__WHAT YOU SHOULD DO__: Reproduce the full listing that appears beneath this instruction exactly.

__Data excerpts__:
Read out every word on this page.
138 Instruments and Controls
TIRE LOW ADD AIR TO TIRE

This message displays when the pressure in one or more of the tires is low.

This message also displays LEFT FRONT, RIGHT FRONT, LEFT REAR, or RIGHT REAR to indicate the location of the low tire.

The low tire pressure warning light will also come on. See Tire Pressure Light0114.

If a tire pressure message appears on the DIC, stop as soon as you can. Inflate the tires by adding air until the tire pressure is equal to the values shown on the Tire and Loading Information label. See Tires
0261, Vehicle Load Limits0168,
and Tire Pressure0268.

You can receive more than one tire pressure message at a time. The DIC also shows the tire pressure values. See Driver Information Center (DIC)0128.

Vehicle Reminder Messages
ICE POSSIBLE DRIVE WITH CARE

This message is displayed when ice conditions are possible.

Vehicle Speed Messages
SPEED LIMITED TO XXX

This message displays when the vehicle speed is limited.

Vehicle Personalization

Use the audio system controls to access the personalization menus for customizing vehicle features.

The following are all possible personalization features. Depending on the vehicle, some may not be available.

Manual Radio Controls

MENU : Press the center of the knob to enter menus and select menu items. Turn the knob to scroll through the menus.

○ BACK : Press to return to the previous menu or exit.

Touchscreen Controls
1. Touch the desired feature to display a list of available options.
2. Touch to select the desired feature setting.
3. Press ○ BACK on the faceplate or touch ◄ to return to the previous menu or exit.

__SOLVED EXERCISE__:
Read out every word on this page.
138 Instruments and Controls
TIRE LOW ADD AIR TO TIRE

This message displays when the pressure in one or more of the tires is low.

This message also displays LEFT FRONT, RIGHT FRONT, LEFT REAR, or RIGHT REAR to indicate the location of the low tire.

The low tire pressure warning light will also come on. See Tire Pressure Light0114.

If a tire pressure message appears on the DIC, stop as soon as you can. Inflate the tires by adding air until the tire pressure is equal to the values shown on the Tire and Loading Information label. See Tires
0261, Vehicle Load Limits0168,
and Tire Pressure0268.

You can receive more than one tire pressure message at a time. The DIC also shows the tire pressure values. See Driver Information Center (DIC)0128.

Vehicle Reminder Messages
ICE POSSIBLE DRIVE WITH CARE

This message is displayed when ice conditions are possible.

Vehicle Speed Messages
SPEED LIMITED TO XXX

This message displays when the vehicle speed is limited.

Vehicle Personalization

Use the audio system controls to access the personalization menus for customizing vehicle features.

The following are all possible personalization features. Depending on the vehicle, some may not be available.

Manual Radio Controls

MENU : Press the center of the knob to enter menus and select menu items. Turn the knob to scroll through the menus.

○ BACK : Press to return to the previous menu or exit.

Touchscreen Controls
1. Touch the desired feature to display a list of available options.
2. Touch to select the desired feature setting.
3. Press ○ BACK on the faceplate or touch ◄ to return to the previous menu or exit.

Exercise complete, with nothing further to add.